>> BEGIN Stored rows
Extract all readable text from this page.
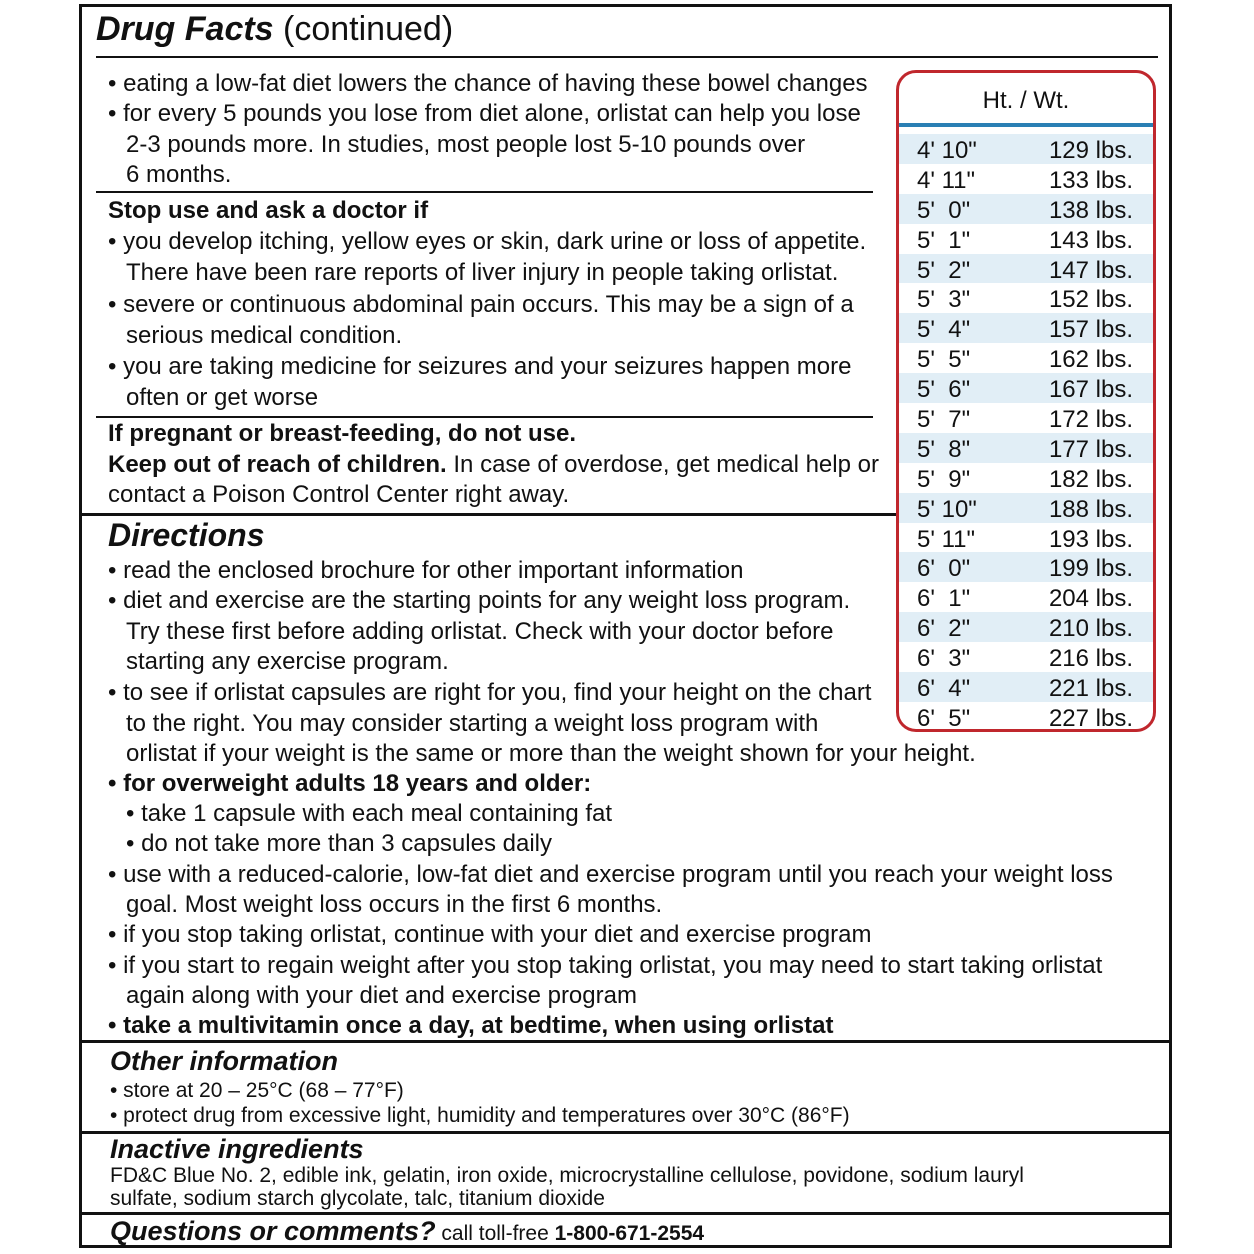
Drug Facts (continued)
• eating a low-fat diet lowers the chance of having these bowel changes
• for every 5 pounds you lose from diet alone, orlistat can help you lose
2-3 pounds more. In studies, most people lost 5-10 pounds over
6 months.
Stop use and ask a doctor if
• you develop itching, yellow eyes or skin, dark urine or loss of appetite.
There have been rare reports of liver injury in people taking orlistat.
• severe or continuous abdominal pain occurs. This may be a sign of a
serious medical condition.
• you are taking medicine for seizures and your seizures happen more
often or get worse
If pregnant or breast-feeding, do not use.
Keep out of reach of children. In case of overdose, get medical help or
contact a Poison Control Center right away.
Directions
• read the enclosed brochure for other important information
• diet and exercise are the starting points for any weight loss program.
Try these first before adding orlistat. Check with your doctor before
starting any exercise program.
• to see if orlistat capsules are right for you, find your height on the chart
to the right. You may consider starting a weight loss program with
orlistat if your weight is the same or more than the weight shown for your height.
• for overweight adults 18 years and older:
• take 1 capsule with each meal containing fat
• do not take more than 3 capsules daily
• use with a reduced-calorie, low-fat diet and exercise program until you reach your weight loss
goal. Most weight loss occurs in the first 6 months.
• if you stop taking orlistat, continue with your diet and exercise program
• if you start to regain weight after you stop taking orlistat, you may need to start taking orlistat
again along with your diet and exercise program
• take a multivitamin once a day, at bedtime, when using orlistat
Other information
• store at 20 – 25°C (68 – 77°F)
• protect drug from excessive light, humidity and temperatures over 30°C (86°F)
Inactive ingredients
FD&C Blue No. 2, edible ink, gelatin, iron oxide, microcrystalline cellulose, povidone, sodium lauryl
sulfate, sodium starch glycolate, talc, titanium dioxide
Questions or comments? call toll-free 1-800-671-2554
Ht. / Wt.
4' 10"	129 lbs.
4' 11"	133 lbs.
5'  0"	138 lbs.
5'  1"	143 lbs.
5'  2"	147 lbs.
5'  3"	152 lbs.
5'  4"	157 lbs.
5'  5"	162 lbs.
5'  6"	167 lbs.
5'  7"	172 lbs.
5'  8"	177 lbs.
5'  9"	182 lbs.
5' 10"	188 lbs.
5' 11"	193 lbs.
6'  0"	199 lbs.
6'  1"	204 lbs.
6'  2"	210 lbs.
6'  3"	216 lbs.
6'  4"	221 lbs.
6'  5"	227 lbs.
>> END Stored rows
Work required: Exactly reproduce the entries above, minus the pictures.

Task answer:
Extract all readable text from this page.
Drug Facts (continued)
• eating a low-fat diet lowers the chance of having these bowel changes
• for every 5 pounds you lose from diet alone, orlistat can help you lose
2-3 pounds more. In studies, most people lost 5-10 pounds over
6 months.
Stop use and ask a doctor if
• you develop itching, yellow eyes or skin, dark urine or loss of appetite.
There have been rare reports of liver injury in people taking orlistat.
• severe or continuous abdominal pain occurs. This may be a sign of a
serious medical condition.
• you are taking medicine for seizures and your seizures happen more
often or get worse
If pregnant or breast-feeding, do not use.
Keep out of reach of children. In case of overdose, get medical help or
contact a Poison Control Center right away.
Directions
• read the enclosed brochure for other important information
• diet and exercise are the starting points for any weight loss program.
Try these first before adding orlistat. Check with your doctor before
starting any exercise program.
• to see if orlistat capsules are right for you, find your height on the chart
to the right. You may consider starting a weight loss program with
orlistat if your weight is the same or more than the weight shown for your height.
• for overweight adults 18 years and older:
• take 1 capsule with each meal containing fat
• do not take more than 3 capsules daily
• use with a reduced-calorie, low-fat diet and exercise program until you reach your weight loss
goal. Most weight loss occurs in the first 6 months.
• if you stop taking orlistat, continue with your diet and exercise program
• if you start to regain weight after you stop taking orlistat, you may need to start taking orlistat
again along with your diet and exercise program
• take a multivitamin once a day, at bedtime, when using orlistat
Other information
• store at 20 – 25°C (68 – 77°F)
• protect drug from excessive light, humidity and temperatures over 30°C (86°F)
Inactive ingredients
FD&C Blue No. 2, edible ink, gelatin, iron oxide, microcrystalline cellulose, povidone, sodium lauryl
sulfate, sodium starch glycolate, talc, titanium dioxide
Questions or comments? call toll-free 1-800-671-2554
Ht. / Wt.
4' 10"	129 lbs.
4' 11"	133 lbs.
5'  0"	138 lbs.
5'  1"	143 lbs.
5'  2"	147 lbs.
5'  3"	152 lbs.
5'  4"	157 lbs.
5'  5"	162 lbs.
5'  6"	167 lbs.
5'  7"	172 lbs.
5'  8"	177 lbs.
5'  9"	182 lbs.
5' 10"	188 lbs.
5' 11"	193 lbs.
6'  0"	199 lbs.
6'  1"	204 lbs.
6'  2"	210 lbs.
6'  3"	216 lbs.
6'  4"	221 lbs.
6'  5"	227 lbs.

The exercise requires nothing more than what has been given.